╭─ Dataset records

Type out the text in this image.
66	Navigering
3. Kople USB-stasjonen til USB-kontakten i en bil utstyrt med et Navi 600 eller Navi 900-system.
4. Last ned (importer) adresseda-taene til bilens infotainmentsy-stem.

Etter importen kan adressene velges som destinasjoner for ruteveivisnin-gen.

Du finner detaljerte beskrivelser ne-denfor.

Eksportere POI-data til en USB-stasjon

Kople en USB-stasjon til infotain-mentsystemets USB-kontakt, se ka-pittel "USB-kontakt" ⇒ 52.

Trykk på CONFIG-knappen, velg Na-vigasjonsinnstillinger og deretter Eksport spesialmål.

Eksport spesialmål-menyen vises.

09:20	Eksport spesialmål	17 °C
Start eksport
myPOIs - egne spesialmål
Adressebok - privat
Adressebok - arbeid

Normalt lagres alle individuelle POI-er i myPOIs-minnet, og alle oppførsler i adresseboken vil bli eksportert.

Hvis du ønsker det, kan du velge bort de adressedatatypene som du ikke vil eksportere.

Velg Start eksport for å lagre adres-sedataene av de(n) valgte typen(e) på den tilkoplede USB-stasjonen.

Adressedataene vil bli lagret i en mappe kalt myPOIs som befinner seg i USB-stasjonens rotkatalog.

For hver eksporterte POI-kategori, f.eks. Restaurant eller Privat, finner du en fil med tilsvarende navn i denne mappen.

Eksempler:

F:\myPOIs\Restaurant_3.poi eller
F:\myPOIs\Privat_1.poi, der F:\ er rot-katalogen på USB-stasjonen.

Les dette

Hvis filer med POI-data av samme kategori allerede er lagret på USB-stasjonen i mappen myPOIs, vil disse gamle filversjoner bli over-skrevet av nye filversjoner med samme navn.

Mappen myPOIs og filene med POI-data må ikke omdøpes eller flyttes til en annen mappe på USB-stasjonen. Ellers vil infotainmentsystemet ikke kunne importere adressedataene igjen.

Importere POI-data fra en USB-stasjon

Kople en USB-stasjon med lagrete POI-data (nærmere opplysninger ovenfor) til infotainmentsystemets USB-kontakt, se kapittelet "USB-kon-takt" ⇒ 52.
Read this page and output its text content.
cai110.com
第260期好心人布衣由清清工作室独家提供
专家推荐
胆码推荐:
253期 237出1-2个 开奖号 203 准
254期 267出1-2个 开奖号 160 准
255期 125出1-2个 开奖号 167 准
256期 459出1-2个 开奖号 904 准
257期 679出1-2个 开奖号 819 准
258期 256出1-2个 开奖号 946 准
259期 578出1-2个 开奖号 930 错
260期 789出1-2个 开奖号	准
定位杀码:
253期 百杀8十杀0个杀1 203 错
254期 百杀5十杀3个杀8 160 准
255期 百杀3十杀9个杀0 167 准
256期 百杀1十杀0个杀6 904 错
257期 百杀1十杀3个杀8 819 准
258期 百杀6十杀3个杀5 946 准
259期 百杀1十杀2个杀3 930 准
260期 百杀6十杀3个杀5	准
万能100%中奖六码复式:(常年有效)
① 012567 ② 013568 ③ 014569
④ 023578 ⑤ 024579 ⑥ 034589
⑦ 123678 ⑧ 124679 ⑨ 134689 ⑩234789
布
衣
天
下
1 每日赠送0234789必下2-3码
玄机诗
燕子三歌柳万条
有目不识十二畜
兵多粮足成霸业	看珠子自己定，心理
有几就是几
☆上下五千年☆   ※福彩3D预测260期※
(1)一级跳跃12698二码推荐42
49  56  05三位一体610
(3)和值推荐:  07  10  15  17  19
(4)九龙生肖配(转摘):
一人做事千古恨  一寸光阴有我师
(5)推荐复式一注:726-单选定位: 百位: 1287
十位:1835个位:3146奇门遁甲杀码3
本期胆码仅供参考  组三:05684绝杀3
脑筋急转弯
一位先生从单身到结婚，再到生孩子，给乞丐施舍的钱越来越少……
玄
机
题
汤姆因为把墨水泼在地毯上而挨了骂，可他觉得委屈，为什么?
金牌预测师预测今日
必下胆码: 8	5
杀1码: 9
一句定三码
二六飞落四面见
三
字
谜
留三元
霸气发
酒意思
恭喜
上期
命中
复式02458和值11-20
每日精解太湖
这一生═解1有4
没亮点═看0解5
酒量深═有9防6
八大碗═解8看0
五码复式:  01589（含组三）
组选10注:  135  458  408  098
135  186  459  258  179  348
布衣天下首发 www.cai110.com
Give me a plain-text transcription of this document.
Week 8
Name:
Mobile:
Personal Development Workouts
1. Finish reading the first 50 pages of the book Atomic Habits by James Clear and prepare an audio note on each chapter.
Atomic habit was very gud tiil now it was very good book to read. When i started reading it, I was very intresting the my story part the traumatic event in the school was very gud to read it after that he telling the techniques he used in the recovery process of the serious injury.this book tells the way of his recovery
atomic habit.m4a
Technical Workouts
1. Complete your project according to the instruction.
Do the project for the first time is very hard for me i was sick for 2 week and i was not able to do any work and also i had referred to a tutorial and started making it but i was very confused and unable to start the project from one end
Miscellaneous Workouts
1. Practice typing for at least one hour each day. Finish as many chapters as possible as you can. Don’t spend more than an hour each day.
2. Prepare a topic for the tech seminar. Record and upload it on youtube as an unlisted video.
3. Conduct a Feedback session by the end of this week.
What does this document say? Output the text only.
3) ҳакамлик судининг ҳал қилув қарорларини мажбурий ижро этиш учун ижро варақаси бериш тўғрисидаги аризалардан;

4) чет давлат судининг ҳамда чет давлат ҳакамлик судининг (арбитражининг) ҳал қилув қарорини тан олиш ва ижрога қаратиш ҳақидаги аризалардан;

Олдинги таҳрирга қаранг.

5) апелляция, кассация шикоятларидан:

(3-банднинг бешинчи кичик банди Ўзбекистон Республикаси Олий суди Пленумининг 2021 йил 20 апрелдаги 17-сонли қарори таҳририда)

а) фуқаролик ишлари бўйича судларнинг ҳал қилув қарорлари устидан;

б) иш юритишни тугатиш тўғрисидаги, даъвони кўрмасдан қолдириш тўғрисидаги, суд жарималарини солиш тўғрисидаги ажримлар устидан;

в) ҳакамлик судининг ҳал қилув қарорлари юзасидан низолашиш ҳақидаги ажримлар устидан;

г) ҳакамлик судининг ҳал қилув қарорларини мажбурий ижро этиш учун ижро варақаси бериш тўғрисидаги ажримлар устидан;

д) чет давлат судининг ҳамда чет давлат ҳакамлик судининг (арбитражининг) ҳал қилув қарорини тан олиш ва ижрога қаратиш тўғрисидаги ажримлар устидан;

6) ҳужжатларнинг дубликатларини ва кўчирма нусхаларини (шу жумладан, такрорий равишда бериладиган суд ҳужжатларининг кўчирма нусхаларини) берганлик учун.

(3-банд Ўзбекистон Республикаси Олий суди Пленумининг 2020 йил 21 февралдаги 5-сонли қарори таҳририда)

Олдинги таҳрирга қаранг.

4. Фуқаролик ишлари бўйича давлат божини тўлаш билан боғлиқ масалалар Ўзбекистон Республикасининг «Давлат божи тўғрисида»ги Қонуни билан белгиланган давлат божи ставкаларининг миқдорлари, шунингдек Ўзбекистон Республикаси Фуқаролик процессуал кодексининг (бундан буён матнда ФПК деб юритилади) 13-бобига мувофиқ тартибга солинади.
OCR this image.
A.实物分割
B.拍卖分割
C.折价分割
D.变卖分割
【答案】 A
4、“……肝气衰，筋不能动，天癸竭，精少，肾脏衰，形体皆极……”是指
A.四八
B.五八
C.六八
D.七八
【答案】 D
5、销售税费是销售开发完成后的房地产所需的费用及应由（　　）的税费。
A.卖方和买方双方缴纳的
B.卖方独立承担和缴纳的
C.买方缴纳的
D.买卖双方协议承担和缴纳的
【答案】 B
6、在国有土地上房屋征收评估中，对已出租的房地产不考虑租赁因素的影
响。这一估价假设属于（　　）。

╰─

Copy out the lines in which the string "image" appears.

Type out the text in this image.
OCR this image.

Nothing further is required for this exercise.